[start DATA SECTION]

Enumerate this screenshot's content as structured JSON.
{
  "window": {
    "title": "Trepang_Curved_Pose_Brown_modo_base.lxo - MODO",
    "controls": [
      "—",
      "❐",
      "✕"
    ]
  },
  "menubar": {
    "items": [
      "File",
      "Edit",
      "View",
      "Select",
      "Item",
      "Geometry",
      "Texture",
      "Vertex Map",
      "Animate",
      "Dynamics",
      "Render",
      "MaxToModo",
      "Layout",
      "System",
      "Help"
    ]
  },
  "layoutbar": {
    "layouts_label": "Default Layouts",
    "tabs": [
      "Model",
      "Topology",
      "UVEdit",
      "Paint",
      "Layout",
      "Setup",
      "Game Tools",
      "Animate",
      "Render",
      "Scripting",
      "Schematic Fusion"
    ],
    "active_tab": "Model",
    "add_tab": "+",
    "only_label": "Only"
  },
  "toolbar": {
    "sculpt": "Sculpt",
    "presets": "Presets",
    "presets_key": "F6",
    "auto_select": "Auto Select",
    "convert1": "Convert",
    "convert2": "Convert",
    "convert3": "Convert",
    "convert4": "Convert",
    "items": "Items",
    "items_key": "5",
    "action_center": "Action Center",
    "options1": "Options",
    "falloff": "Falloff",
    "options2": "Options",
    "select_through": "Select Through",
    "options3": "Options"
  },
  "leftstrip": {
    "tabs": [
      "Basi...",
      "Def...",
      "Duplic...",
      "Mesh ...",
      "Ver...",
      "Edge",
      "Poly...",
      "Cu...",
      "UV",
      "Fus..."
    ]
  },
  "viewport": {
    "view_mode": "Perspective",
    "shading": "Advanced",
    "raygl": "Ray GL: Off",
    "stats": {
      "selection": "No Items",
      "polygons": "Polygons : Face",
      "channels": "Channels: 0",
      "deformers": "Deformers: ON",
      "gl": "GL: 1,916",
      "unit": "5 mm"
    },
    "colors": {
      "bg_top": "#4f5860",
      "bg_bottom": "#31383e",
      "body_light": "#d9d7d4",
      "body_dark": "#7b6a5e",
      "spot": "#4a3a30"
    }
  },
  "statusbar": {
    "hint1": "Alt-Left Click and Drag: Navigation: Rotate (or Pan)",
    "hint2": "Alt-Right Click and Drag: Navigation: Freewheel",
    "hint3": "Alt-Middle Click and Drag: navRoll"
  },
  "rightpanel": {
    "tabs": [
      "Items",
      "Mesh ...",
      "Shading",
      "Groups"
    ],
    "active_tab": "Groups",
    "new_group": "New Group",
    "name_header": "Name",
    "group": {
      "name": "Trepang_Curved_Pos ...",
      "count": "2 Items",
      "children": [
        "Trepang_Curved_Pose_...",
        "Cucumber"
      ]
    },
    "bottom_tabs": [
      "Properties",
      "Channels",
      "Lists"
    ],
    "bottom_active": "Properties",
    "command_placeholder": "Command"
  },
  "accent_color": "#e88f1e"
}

[end DATA SECTION]

__WHAT TO DO__. Each line of the listing should be echoed back exactly.

__THE RESPONSE__.
Enumerate this screenshot's content as structured JSON.
{
  "window": {
    "title": "Trepang_Curved_Pose_Brown_modo_base.lxo - MODO",
    "controls": [
      "—",
      "❐",
      "✕"
    ]
  },
  "menubar": {
    "items": [
      "File",
      "Edit",
      "View",
      "Select",
      "Item",
      "Geometry",
      "Texture",
      "Vertex Map",
      "Animate",
      "Dynamics",
      "Render",
      "MaxToModo",
      "Layout",
      "System",
      "Help"
    ]
  },
  "layoutbar": {
    "layouts_label": "Default Layouts",
    "tabs": [
      "Model",
      "Topology",
      "UVEdit",
      "Paint",
      "Layout",
      "Setup",
      "Game Tools",
      "Animate",
      "Render",
      "Scripting",
      "Schematic Fusion"
    ],
    "active_tab": "Model",
    "add_tab": "+",
    "only_label": "Only"
  },
  "toolbar": {
    "sculpt": "Sculpt",
    "presets": "Presets",
    "presets_key": "F6",
    "auto_select": "Auto Select",
    "convert1": "Convert",
    "convert2": "Convert",
    "convert3": "Convert",
    "convert4": "Convert",
    "items": "Items",
    "items_key": "5",
    "action_center": "Action Center",
    "options1": "Options",
    "falloff": "Falloff",
    "options2": "Options",
    "select_through": "Select Through",
    "options3": "Options"
  },
  "leftstrip": {
    "tabs": [
      "Basi...",
      "Def...",
      "Duplic...",
      "Mesh ...",
      "Ver...",
      "Edge",
      "Poly...",
      "Cu...",
      "UV",
      "Fus..."
    ]
  },
  "viewport": {
    "view_mode": "Perspective",
    "shading": "Advanced",
    "raygl": "Ray GL: Off",
    "stats": {
      "selection": "No Items",
      "polygons": "Polygons : Face",
      "channels": "Channels: 0",
      "deformers": "Deformers: ON",
      "gl": "GL: 1,916",
      "unit": "5 mm"
    },
    "colors": {
      "bg_top": "#4f5860",
      "bg_bottom": "#31383e",
      "body_light": "#d9d7d4",
      "body_dark": "#7b6a5e",
      "spot": "#4a3a30"
    }
  },
  "statusbar": {
    "hint1": "Alt-Left Click and Drag: Navigation: Rotate (or Pan)",
    "hint2": "Alt-Right Click and Drag: Navigation: Freewheel",
    "hint3": "Alt-Middle Click and Drag: navRoll"
  },
  "rightpanel": {
    "tabs": [
      "Items",
      "Mesh ...",
      "Shading",
      "Groups"
    ],
    "active_tab": "Groups",
    "new_group": "New Group",
    "name_header": "Name",
    "group": {
      "name": "Trepang_Curved_Pos ...",
      "count": "2 Items",
      "children": [
        "Trepang_Curved_Pose_...",
        "Cucumber"
      ]
    },
    "bottom_tabs": [
      "Properties",
      "Channels",
      "Lists"
    ],
    "bottom_active": "Properties",
    "command_placeholder": "Command"
  },
  "accent_color": "#e88f1e"
}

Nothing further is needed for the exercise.